- [Task objective]
Leave every picture out and write out the records below exactly.

- [Stored records]

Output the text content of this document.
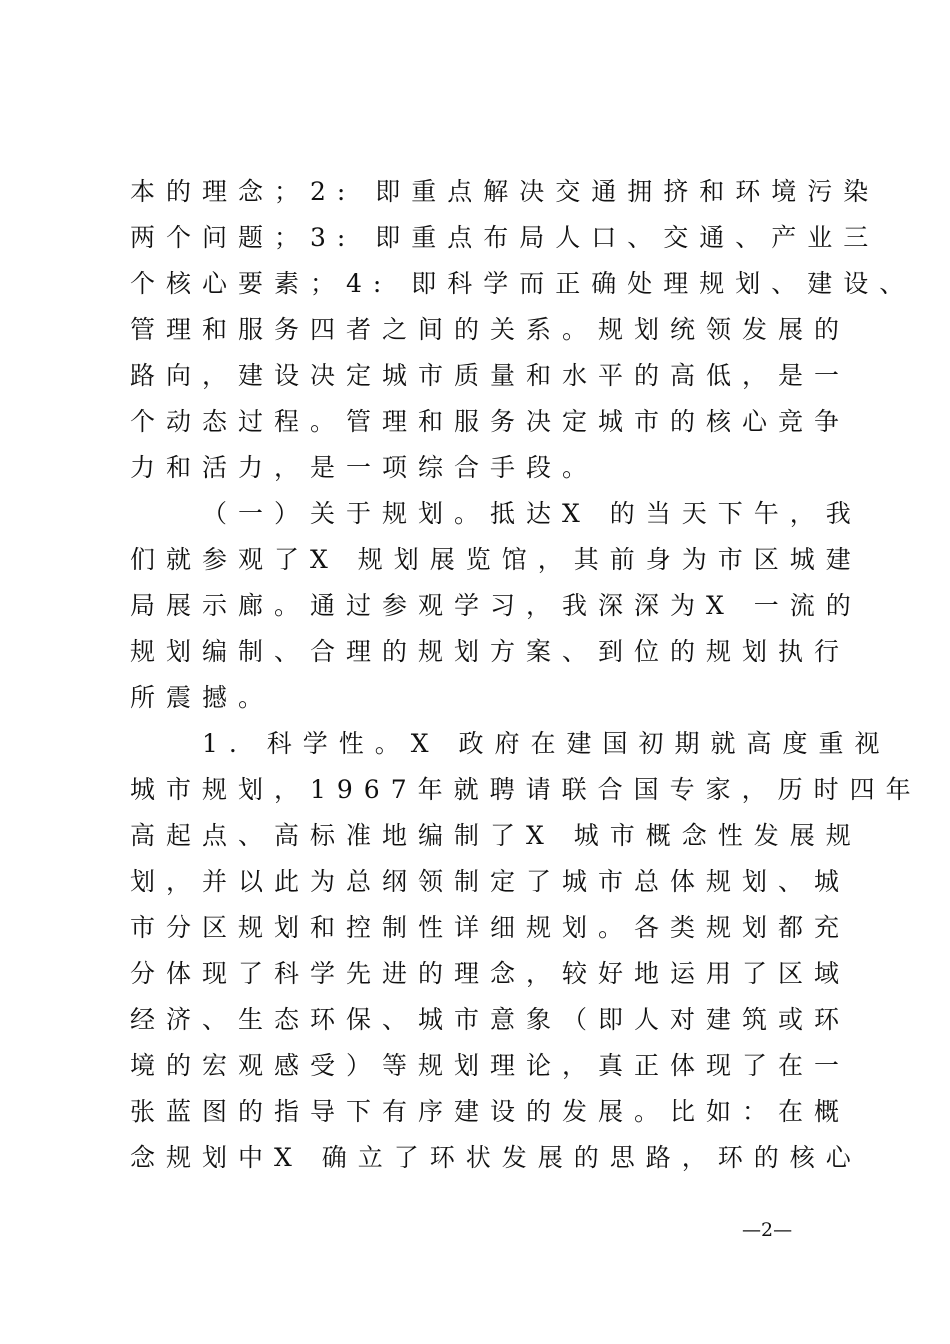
本的理念；2: 即重点解决交通拥挤和环境污染
两个问题；3: 即重点布局人口、交通、产业三
个核心要素；4: 即科学而正确处理规划、建设、
管理和服务四者之间的关系。规划统领发展的
路向，建设决定城市质量和水平的高低，是一
个动态过程。管理和服务决定城市的核心竞争
力和活力，是一项综合手段。
（一）关于规划。抵达X 的当天下午，我
们就参观了X 规划展览馆，其前身为市区城建
局展示廊。通过参观学习，我深深为X 一流的
规划编制、合理的规划方案、到位的规划执行
所震撼。
1. 科学性。X 政府在建国初期就高度重视
城市规划，1967年就聘请联合国专家，历时四年
高起点、高标准地编制了X 城市概念性发展规
划，并以此为总纲领制定了城市总体规划、城
市分区规划和控制性详细规划。各类规划都充
分体现了科学先进的理念，较好地运用了区域
经济、生态环保、城市意象（即人对建筑或环
境的宏观感受）等规划理论，真正体现了在一
张蓝图的指导下有序建设的发展。比如：在概
念规划中X 确立了环状发展的思路，环的核心
—2—
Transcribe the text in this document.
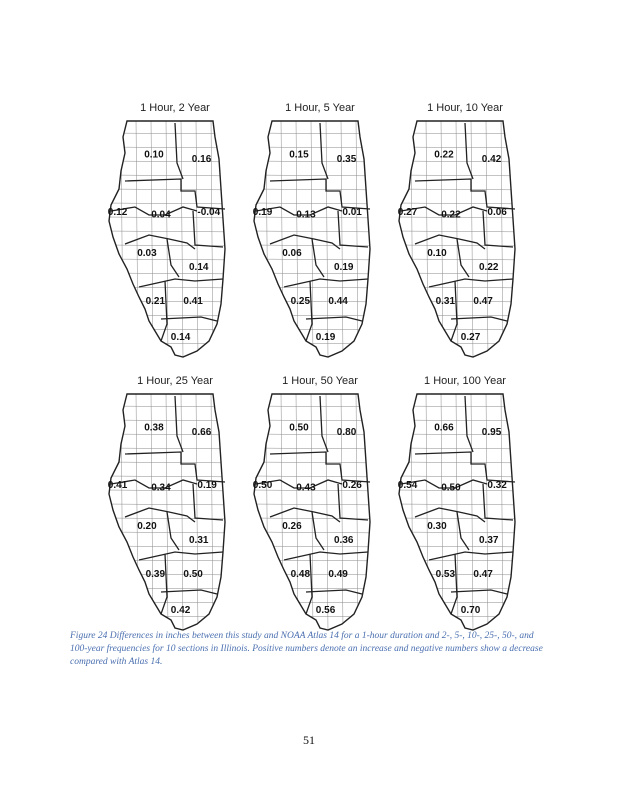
1 Hour, 2 Year
0.10	0.16
0.12 0.04	-0.04
0.03
0.14
0.21 0.41
0.14
1 Hour, 5 Year
0.15	0.35
0.19 0.13	0.01
0.06
0.19
0.25 0.44
0.19
1 Hour, 10 Year
0.22	0.42
0.27 0.22	0.06
0.10
0.22
0.31 0.47
0.27
1 Hour, 25 Year
0.38	0.66
0.41 0.34	0.19
0.20
0.31
0.39 0.50
0.42
1 Hour, 50 Year
0.50	0.80
0.50 0.43	0.26
0.26
0.36
0.48 0.49
0.56
1 Hour, 100 Year
0.66	0.95
0.54 0.50	0.32
0.30
0.37
0.53 0.47
0.70
Figure 24 Differences in inches between this study and NOAA Atlas 14 for a 1-hour duration and 2-, 5-, 10-, 25-, 50-, and 100-year frequencies for 10 sections in Illinois. Positive numbers denote an increase and negative numbers show a decrease compared with Atlas 14.
51
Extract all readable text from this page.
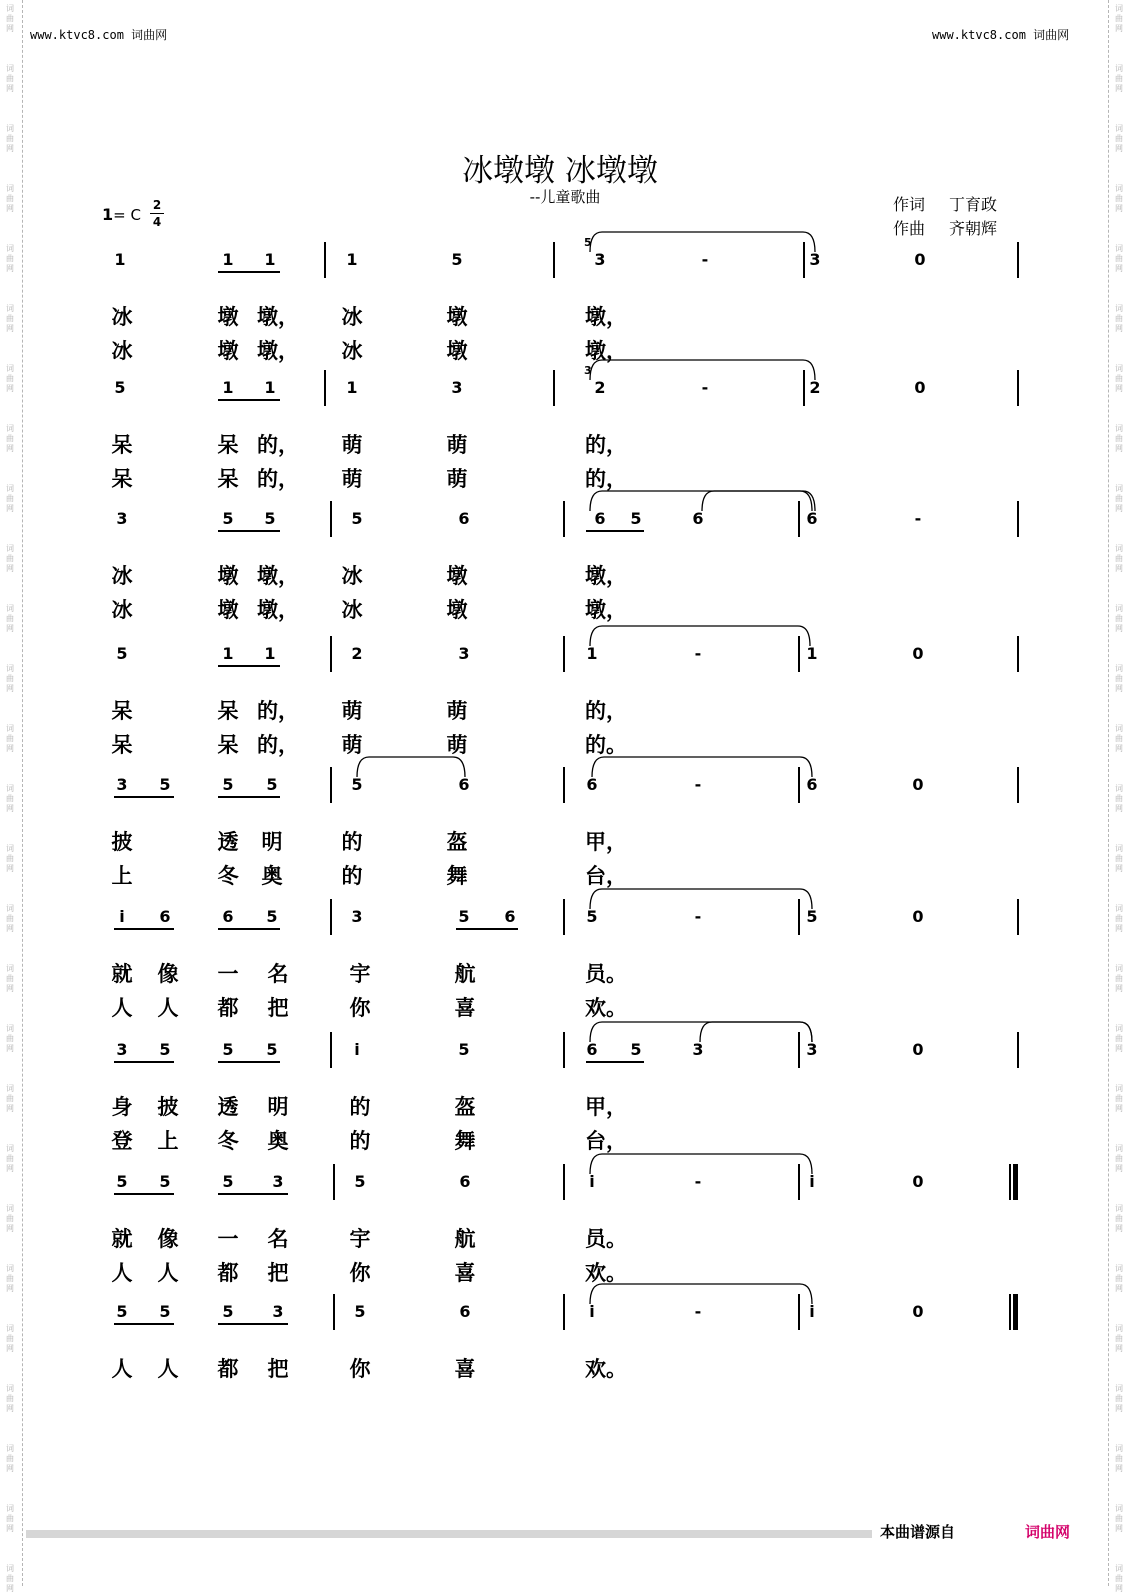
词
曲
网
词
曲
网
词
曲
网
词
曲
网
词
曲
网
词
曲
网
词
曲
网
词
曲
网
词
曲
网
词
曲
网
词
曲
网
词
曲
网
词
曲
网
词
曲
网
词
曲
网
词
曲
网
词
曲
网
词
曲
网
词
曲
网
词
曲
网
词
曲
网
词
曲
网
词
曲
网
词
曲
网
词
曲
网
词
曲
网
词
曲
网
词
曲
网
词
曲
网
词
曲
网
词
曲
网
词
曲
网
词
曲
网
词
曲
网
词
曲
网
词
曲
网
词
曲
网
词
曲
网
词
曲
网
词
曲
网
词
曲
网
词
曲
网
词
曲
网
词
曲
网
词
曲
网
词
曲
网
词
曲
网
词
曲
网
词
曲
网
词
曲
网
词
曲
网
词
曲
网
词
曲
网
词
曲
网
www.ktvc8.com 词曲网	www.ktvc8.com 词曲网
冰墩墩 冰墩墩
--儿童歌曲	作词 丁育政
作曲 齐朝辉
1= C
2
4
1	1 1	1	5	3	-	3	0
5
冰	墩 墩， 冰	墩	墩，
冰	墩 墩， 冰	墩	墩，
5	1 1	1	3	2	-	2	0
3
呆	呆 的， 萌	萌	的，
呆	呆 的， 萌	萌	的，
3	5 5	5	6	6 5	6	6	-
冰	墩 墩， 冰	墩	墩，
冰	墩 墩， 冰	墩	墩，
5	1 1	2	3	1	-	1	0
呆	呆 的， 萌	萌	的，
呆	呆 的， 萌	萌	的。
3 5	5 5	5	6	6	-	6	0
披	透 明	的	盔	甲，
上	冬 奥	的	舞	台，
i	6	6 5	3	5 6	5	-	5	0
就 像 一 名	宇	航	员。
人 人 都 把	你	喜	欢。
3 5	5 5	i	5	6 5	3	3	0
身 披 透 明	的	盔	甲，
登 上 冬 奥	的	舞	台，
5 5	5 3	5	6	i	-	i	0
就 像 一 名	宇	航	员。
人 人 都 把	你	喜	欢。
5 5	5 3	5	6	i	-	i	0
人 人 都 把	你	喜	欢。
本曲谱源自	词曲网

- [Output below]
Output the text content of this document.
本的理念；2: 即重点解决交通拥挤和环境污染
两个问题；3: 即重点布局人口、交通、产业三
个核心要素；4: 即科学而正确处理规划、建设、
管理和服务四者之间的关系。规划统领发展的
路向，建设决定城市质量和水平的高低，是一
个动态过程。管理和服务决定城市的核心竞争
力和活力，是一项综合手段。
（一）关于规划。抵达X 的当天下午，我
们就参观了X 规划展览馆，其前身为市区城建
局展示廊。通过参观学习，我深深为X 一流的
规划编制、合理的规划方案、到位的规划执行
所震撼。
1. 科学性。X 政府在建国初期就高度重视
城市规划，1967年就聘请联合国专家，历时四年
高起点、高标准地编制了X 城市概念性发展规
划，并以此为总纲领制定了城市总体规划、城
市分区规划和控制性详细规划。各类规划都充
分体现了科学先进的理念，较好地运用了区域
经济、生态环保、城市意象（即人对建筑或环
境的宏观感受）等规划理论，真正体现了在一
张蓝图的指导下有序建设的发展。比如：在概
念规划中X 确立了环状发展的思路，环的核心
—2—
Transcribe the text in this document.
1 Hour, 2 Year
0.10	0.16
0.12 0.04	-0.04
0.03
0.14
0.21 0.41
0.14
1 Hour, 5 Year
0.15	0.35
0.19 0.13	0.01
0.06
0.19
0.25 0.44
0.19
1 Hour, 10 Year
0.22	0.42
0.27 0.22	0.06
0.10
0.22
0.31 0.47
0.27
1 Hour, 25 Year
0.38	0.66
0.41 0.34	0.19
0.20
0.31
0.39 0.50
0.42
1 Hour, 50 Year
0.50	0.80
0.50 0.43	0.26
0.26
0.36
0.48 0.49
0.56
1 Hour, 100 Year
0.66	0.95
0.54 0.50	0.32
0.30
0.37
0.53 0.47
0.70
Figure 24 Differences in inches between this study and NOAA Atlas 14 for a 1-hour duration and 2-, 5-, 10-, 25-, 50-, and 100-year frequencies for 10 sections in Illinois. Positive numbers denote an increase and negative numbers show a decrease compared with Atlas 14.
51
Extract all readable text from this page.
词
曲
网
词
曲
网
词
曲
网
词
曲
网
词
曲
网
词
曲
网
词
曲
网
词
曲
网
词
曲
网
词
曲
网
词
曲
网
词
曲
网
词
曲
网
词
曲
网
词
曲
网
词
曲
网
词
曲
网
词
曲
网
词
曲
网
词
曲
网
词
曲
网
词
曲
网
词
曲
网
词
曲
网
词
曲
网
词
曲
网
词
曲
网
词
曲
网
词
曲
网
词
曲
网
词
曲
网
词
曲
网
词
曲
网
词
曲
网
词
曲
网
词
曲
网
词
曲
网
词
曲
网
词
曲
网
词
曲
网
词
曲
网
词
曲
网
词
曲
网
词
曲
网
词
曲
网
词
曲
网
词
曲
网
词
曲
网
词
曲
网
词
曲
网
词
曲
网
词
曲
网
词
曲
网
词
曲
网
www.ktvc8.com 词曲网	www.ktvc8.com 词曲网
冰墩墩 冰墩墩
--儿童歌曲	作词 丁育政
作曲 齐朝辉
1= C
2
4
1	1 1	1	5	3	-	3	0
5
冰	墩 墩， 冰	墩	墩，
冰	墩 墩， 冰	墩	墩，
5	1 1	1	3	2	-	2	0
3
呆	呆 的， 萌	萌	的，
呆	呆 的， 萌	萌	的，
3	5 5	5	6	6 5	6	6	-
冰	墩 墩， 冰	墩	墩，
冰	墩 墩， 冰	墩	墩，
5	1 1	2	3	1	-	1	0
呆	呆 的， 萌	萌	的，
呆	呆 的， 萌	萌	的。
3 5	5 5	5	6	6	-	6	0
披	透 明	的	盔	甲，
上	冬 奥	的	舞	台，
i	6	6 5	3	5 6	5	-	5	0
就 像 一 名	宇	航	员。
人 人 都 把	你	喜	欢。
3 5	5 5	i	5	6 5	3	3	0
身 披 透 明	的	盔	甲，
登 上 冬 奥	的	舞	台，
5 5	5 3	5	6	i	-	i	0
就 像 一 名	宇	航	员。
人 人 都 把	你	喜	欢。
5 5	5 3	5	6	i	-	i	0
人 人 都 把	你	喜	欢。
本曲谱源自	词曲网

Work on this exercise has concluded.